# Start of Exercise data

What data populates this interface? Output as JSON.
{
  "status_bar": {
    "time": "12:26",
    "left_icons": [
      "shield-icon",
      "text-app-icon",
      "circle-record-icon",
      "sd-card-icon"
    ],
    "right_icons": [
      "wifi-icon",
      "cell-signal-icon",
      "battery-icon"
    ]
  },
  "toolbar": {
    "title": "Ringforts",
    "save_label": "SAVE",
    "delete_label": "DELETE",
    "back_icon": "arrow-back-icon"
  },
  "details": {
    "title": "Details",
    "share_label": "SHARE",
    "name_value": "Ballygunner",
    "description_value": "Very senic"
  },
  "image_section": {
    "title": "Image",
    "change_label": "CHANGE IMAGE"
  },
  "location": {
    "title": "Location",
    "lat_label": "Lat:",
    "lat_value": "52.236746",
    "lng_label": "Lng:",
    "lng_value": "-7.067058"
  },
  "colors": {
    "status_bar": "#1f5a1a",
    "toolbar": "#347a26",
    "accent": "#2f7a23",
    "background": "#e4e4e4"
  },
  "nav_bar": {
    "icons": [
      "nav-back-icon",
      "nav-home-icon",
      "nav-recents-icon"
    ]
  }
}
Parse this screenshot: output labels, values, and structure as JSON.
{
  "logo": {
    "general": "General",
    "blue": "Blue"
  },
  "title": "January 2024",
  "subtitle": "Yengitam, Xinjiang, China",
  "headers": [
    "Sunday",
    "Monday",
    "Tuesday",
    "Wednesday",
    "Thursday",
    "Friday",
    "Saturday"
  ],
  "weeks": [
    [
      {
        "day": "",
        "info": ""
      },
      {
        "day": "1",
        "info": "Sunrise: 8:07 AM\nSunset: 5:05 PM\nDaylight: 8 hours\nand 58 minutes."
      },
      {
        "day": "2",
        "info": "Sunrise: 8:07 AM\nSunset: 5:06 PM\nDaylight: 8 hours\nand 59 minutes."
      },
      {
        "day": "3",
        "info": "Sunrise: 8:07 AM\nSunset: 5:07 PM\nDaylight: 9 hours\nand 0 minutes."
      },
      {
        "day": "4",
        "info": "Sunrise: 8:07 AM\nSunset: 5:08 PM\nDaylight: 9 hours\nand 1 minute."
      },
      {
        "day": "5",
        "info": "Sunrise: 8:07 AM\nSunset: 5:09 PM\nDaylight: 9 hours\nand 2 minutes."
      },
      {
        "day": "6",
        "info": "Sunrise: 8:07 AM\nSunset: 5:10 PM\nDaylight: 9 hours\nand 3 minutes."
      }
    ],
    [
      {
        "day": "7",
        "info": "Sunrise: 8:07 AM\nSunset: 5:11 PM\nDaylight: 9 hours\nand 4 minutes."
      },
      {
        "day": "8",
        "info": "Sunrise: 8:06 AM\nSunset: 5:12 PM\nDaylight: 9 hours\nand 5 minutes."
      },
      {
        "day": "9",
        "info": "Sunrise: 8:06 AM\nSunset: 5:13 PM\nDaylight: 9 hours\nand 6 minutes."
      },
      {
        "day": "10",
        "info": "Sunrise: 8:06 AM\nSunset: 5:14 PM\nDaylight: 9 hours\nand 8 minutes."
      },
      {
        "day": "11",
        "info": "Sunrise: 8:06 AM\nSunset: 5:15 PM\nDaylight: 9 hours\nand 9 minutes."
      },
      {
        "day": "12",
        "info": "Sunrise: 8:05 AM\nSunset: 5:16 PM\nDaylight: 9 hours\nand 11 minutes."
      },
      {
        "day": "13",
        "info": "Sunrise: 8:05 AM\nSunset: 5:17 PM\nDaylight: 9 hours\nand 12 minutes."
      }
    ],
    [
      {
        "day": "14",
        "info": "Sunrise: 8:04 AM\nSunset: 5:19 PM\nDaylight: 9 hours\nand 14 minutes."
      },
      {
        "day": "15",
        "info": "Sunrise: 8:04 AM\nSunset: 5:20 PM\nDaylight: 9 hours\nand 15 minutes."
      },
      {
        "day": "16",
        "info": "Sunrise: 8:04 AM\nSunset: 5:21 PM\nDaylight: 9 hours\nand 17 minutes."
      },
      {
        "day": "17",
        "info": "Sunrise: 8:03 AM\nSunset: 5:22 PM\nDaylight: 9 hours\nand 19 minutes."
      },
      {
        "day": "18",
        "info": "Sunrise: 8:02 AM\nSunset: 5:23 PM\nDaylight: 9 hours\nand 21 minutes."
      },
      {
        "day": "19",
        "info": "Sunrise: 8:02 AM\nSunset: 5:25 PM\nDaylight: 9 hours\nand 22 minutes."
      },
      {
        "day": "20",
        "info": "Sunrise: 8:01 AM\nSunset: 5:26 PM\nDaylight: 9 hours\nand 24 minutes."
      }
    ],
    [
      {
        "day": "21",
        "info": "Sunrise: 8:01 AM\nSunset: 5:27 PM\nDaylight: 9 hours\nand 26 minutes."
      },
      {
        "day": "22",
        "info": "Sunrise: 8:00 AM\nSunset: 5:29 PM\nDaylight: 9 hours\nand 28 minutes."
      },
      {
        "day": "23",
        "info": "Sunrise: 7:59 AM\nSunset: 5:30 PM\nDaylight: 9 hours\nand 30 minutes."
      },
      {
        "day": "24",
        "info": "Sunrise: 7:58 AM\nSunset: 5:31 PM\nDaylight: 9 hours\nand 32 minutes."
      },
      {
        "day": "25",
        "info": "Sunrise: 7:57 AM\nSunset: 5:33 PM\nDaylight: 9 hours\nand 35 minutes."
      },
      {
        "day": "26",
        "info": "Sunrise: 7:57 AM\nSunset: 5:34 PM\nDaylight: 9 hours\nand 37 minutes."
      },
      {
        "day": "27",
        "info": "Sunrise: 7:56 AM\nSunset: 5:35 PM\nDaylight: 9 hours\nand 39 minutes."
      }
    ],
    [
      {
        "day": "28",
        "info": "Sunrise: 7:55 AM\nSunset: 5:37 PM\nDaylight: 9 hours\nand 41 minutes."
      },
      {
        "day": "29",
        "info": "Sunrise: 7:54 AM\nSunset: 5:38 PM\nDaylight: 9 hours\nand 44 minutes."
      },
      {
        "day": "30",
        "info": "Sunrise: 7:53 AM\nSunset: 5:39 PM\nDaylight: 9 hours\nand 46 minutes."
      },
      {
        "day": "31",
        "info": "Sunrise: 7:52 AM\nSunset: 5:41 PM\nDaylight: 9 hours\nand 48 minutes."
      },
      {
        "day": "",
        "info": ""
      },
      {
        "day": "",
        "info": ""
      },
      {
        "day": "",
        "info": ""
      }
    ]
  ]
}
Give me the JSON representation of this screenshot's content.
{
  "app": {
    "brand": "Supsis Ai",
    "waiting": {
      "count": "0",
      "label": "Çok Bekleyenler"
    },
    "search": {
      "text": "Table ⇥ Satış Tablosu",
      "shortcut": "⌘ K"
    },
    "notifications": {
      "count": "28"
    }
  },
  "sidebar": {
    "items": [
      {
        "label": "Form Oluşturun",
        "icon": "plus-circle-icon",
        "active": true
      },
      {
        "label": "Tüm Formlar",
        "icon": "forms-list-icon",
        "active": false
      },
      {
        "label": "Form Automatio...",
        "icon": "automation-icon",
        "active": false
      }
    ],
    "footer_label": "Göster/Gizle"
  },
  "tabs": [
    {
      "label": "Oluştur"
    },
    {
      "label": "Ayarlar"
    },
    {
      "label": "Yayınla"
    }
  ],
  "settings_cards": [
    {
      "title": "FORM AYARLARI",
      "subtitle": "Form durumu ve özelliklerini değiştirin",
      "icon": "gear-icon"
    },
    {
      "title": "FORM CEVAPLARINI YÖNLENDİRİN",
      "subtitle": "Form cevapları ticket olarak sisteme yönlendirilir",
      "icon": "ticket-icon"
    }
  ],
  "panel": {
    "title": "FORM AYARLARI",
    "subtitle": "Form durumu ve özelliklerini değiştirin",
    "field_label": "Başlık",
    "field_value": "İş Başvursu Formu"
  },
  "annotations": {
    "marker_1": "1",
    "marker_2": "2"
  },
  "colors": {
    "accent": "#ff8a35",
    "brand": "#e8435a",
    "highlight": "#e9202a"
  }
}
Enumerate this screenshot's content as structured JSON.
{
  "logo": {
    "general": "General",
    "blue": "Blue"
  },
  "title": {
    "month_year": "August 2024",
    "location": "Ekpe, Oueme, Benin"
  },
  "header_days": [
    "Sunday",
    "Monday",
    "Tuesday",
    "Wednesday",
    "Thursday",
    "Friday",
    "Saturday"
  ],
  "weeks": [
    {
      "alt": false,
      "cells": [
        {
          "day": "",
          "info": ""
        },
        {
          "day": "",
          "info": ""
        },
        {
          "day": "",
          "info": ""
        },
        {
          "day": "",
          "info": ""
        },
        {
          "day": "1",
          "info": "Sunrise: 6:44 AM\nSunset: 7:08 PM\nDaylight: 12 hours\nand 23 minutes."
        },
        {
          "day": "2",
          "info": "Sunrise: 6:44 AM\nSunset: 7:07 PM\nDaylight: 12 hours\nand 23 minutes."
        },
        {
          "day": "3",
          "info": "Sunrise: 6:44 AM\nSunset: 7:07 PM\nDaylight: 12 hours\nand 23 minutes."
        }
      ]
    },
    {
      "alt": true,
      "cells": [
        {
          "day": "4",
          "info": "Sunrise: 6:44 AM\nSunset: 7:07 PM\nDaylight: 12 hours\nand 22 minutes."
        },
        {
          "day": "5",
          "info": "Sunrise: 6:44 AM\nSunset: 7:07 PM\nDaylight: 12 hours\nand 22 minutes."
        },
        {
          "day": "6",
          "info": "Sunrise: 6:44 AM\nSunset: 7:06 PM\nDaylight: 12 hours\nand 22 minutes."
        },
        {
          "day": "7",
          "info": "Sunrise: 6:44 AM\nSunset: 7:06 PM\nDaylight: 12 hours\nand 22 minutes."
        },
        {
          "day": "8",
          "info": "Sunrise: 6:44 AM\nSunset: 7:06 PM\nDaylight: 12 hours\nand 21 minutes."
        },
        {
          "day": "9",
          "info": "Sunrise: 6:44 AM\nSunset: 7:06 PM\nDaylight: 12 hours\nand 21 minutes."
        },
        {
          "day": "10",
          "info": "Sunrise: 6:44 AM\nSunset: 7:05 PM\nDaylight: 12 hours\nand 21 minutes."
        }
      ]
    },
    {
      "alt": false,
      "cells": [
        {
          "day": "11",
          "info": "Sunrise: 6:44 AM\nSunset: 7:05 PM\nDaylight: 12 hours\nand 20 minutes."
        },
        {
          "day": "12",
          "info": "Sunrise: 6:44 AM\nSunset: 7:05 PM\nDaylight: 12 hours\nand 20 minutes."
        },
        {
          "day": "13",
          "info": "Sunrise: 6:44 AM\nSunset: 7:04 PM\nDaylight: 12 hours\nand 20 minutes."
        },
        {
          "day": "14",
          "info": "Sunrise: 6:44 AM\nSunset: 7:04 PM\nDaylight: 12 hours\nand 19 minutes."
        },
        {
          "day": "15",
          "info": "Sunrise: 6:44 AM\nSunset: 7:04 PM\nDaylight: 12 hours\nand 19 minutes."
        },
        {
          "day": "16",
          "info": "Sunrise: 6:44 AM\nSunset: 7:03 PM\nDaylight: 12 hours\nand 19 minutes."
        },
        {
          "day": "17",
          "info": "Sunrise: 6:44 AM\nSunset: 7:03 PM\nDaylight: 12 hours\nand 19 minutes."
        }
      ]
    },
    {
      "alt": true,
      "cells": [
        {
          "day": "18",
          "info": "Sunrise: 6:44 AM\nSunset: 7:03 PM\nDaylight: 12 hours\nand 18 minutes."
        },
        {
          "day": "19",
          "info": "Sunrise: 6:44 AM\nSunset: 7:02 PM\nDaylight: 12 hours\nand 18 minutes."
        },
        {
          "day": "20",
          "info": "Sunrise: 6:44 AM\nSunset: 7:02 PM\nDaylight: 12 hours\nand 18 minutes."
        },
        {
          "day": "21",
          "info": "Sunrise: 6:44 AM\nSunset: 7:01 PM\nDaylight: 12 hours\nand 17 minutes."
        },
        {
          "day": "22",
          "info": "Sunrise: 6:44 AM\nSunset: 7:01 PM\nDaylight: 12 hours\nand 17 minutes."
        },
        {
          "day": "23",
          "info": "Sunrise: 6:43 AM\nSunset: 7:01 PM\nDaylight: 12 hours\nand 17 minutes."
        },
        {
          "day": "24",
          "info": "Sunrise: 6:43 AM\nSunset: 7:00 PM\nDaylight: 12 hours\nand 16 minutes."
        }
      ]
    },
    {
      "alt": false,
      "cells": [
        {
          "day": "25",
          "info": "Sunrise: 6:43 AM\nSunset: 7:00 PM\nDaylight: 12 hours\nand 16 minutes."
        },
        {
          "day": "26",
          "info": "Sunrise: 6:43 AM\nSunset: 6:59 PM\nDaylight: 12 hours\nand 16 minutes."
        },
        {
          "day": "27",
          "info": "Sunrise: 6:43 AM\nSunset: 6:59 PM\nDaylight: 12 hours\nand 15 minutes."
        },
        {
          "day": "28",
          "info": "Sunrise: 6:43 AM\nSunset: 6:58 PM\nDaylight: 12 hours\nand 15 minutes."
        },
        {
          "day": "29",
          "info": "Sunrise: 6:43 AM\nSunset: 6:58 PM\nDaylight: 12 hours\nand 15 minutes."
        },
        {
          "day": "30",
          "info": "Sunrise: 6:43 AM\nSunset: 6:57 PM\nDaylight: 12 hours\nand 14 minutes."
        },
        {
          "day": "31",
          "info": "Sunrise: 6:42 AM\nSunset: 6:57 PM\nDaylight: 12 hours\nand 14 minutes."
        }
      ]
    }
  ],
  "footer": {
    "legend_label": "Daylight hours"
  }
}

# End of Exercise data

Stated exercise
Give the count of lines in the listing that hold the word "değiştirin", with no other text.

Solution to the exercise
2